Your task is to quote the material that follows, in full and exactly.

** Begin **

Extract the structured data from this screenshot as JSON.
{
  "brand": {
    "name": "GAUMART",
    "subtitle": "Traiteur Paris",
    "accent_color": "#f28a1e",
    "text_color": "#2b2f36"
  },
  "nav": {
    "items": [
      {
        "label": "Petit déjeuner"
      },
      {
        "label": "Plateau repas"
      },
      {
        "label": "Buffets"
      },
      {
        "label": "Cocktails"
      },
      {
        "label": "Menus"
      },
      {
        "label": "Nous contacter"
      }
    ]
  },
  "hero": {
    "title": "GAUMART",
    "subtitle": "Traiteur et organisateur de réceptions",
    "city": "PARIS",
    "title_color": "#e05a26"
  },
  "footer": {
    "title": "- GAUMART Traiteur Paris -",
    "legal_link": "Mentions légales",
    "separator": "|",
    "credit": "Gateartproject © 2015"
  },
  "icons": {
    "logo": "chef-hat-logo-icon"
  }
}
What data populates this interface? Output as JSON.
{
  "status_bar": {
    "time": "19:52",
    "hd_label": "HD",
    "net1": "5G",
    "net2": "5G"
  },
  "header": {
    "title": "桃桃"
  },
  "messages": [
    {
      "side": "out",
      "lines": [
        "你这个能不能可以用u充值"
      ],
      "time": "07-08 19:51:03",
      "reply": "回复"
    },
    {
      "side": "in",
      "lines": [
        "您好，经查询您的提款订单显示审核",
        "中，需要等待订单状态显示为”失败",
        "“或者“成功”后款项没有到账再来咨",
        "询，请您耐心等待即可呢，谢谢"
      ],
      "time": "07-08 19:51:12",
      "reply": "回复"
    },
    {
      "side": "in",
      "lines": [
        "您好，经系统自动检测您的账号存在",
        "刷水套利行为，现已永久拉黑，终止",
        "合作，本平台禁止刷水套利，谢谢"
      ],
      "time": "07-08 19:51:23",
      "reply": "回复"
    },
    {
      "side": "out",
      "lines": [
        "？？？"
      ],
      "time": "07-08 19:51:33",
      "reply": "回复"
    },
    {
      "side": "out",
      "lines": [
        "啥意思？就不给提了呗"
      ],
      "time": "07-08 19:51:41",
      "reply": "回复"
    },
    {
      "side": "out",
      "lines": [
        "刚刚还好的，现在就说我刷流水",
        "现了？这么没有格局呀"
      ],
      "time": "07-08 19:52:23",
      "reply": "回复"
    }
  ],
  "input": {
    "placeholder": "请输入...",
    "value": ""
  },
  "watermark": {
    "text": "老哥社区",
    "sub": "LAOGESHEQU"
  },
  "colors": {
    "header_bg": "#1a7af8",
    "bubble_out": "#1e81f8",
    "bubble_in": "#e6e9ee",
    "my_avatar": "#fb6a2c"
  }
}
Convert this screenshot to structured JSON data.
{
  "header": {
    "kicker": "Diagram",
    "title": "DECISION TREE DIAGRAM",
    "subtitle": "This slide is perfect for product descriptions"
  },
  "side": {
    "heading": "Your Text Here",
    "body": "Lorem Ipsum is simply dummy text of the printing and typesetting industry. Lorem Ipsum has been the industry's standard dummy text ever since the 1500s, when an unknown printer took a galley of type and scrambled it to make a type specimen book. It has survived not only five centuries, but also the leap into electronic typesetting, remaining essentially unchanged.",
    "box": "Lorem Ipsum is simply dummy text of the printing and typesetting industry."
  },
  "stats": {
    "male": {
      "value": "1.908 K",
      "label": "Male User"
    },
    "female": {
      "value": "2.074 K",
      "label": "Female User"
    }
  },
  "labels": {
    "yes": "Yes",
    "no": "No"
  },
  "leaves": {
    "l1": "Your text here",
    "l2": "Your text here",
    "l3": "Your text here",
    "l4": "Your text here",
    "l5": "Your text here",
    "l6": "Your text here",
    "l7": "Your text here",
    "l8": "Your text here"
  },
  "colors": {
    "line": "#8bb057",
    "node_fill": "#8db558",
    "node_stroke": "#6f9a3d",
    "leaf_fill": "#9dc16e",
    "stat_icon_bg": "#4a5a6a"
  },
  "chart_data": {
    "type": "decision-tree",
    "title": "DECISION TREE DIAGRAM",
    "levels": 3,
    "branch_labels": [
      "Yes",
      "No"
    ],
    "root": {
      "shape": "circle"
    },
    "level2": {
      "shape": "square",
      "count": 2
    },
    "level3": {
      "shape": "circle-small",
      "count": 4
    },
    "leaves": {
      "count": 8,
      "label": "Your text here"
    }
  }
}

** End **

**Solution to this exercise**:
Extract the structured data from this screenshot as JSON.
{
  "brand": {
    "name": "GAUMART",
    "subtitle": "Traiteur Paris",
    "accent_color": "#f28a1e",
    "text_color": "#2b2f36"
  },
  "nav": {
    "items": [
      {
        "label": "Petit déjeuner"
      },
      {
        "label": "Plateau repas"
      },
      {
        "label": "Buffets"
      },
      {
        "label": "Cocktails"
      },
      {
        "label": "Menus"
      },
      {
        "label": "Nous contacter"
      }
    ]
  },
  "hero": {
    "title": "GAUMART",
    "subtitle": "Traiteur et organisateur de réceptions",
    "city": "PARIS",
    "title_color": "#e05a26"
  },
  "footer": {
    "title": "- GAUMART Traiteur Paris -",
    "legal_link": "Mentions légales",
    "separator": "|",
    "credit": "Gateartproject © 2015"
  },
  "icons": {
    "logo": "chef-hat-logo-icon"
  }
}
What data populates this interface? Output as JSON.
{
  "status_bar": {
    "time": "19:52",
    "hd_label": "HD",
    "net1": "5G",
    "net2": "5G"
  },
  "header": {
    "title": "桃桃"
  },
  "messages": [
    {
      "side": "out",
      "lines": [
        "你这个能不能可以用u充值"
      ],
      "time": "07-08 19:51:03",
      "reply": "回复"
    },
    {
      "side": "in",
      "lines": [
        "您好，经查询您的提款订单显示审核",
        "中，需要等待订单状态显示为”失败",
        "“或者“成功”后款项没有到账再来咨",
        "询，请您耐心等待即可呢，谢谢"
      ],
      "time": "07-08 19:51:12",
      "reply": "回复"
    },
    {
      "side": "in",
      "lines": [
        "您好，经系统自动检测您的账号存在",
        "刷水套利行为，现已永久拉黑，终止",
        "合作，本平台禁止刷水套利，谢谢"
      ],
      "time": "07-08 19:51:23",
      "reply": "回复"
    },
    {
      "side": "out",
      "lines": [
        "？？？"
      ],
      "time": "07-08 19:51:33",
      "reply": "回复"
    },
    {
      "side": "out",
      "lines": [
        "啥意思？就不给提了呗"
      ],
      "time": "07-08 19:51:41",
      "reply": "回复"
    },
    {
      "side": "out",
      "lines": [
        "刚刚还好的，现在就说我刷流水",
        "现了？这么没有格局呀"
      ],
      "time": "07-08 19:52:23",
      "reply": "回复"
    }
  ],
  "input": {
    "placeholder": "请输入...",
    "value": ""
  },
  "watermark": {
    "text": "老哥社区",
    "sub": "LAOGESHEQU"
  },
  "colors": {
    "header_bg": "#1a7af8",
    "bubble_out": "#1e81f8",
    "bubble_in": "#e6e9ee",
    "my_avatar": "#fb6a2c"
  }
}
Convert this screenshot to structured JSON data.
{
  "header": {
    "kicker": "Diagram",
    "title": "DECISION TREE DIAGRAM",
    "subtitle": "This slide is perfect for product descriptions"
  },
  "side": {
    "heading": "Your Text Here",
    "body": "Lorem Ipsum is simply dummy text of the printing and typesetting industry. Lorem Ipsum has been the industry's standard dummy text ever since the 1500s, when an unknown printer took a galley of type and scrambled it to make a type specimen book. It has survived not only five centuries, but also the leap into electronic typesetting, remaining essentially unchanged.",
    "box": "Lorem Ipsum is simply dummy text of the printing and typesetting industry."
  },
  "stats": {
    "male": {
      "value": "1.908 K",
      "label": "Male User"
    },
    "female": {
      "value": "2.074 K",
      "label": "Female User"
    }
  },
  "labels": {
    "yes": "Yes",
    "no": "No"
  },
  "leaves": {
    "l1": "Your text here",
    "l2": "Your text here",
    "l3": "Your text here",
    "l4": "Your text here",
    "l5": "Your text here",
    "l6": "Your text here",
    "l7": "Your text here",
    "l8": "Your text here"
  },
  "colors": {
    "line": "#8bb057",
    "node_fill": "#8db558",
    "node_stroke": "#6f9a3d",
    "leaf_fill": "#9dc16e",
    "stat_icon_bg": "#4a5a6a"
  },
  "chart_data": {
    "type": "decision-tree",
    "title": "DECISION TREE DIAGRAM",
    "levels": 3,
    "branch_labels": [
      "Yes",
      "No"
    ],
    "root": {
      "shape": "circle"
    },
    "level2": {
      "shape": "square",
      "count": 2
    },
    "level3": {
      "shape": "circle-small",
      "count": 4
    },
    "leaves": {
      "count": 8,
      "label": "Your text here"
    }
  }
}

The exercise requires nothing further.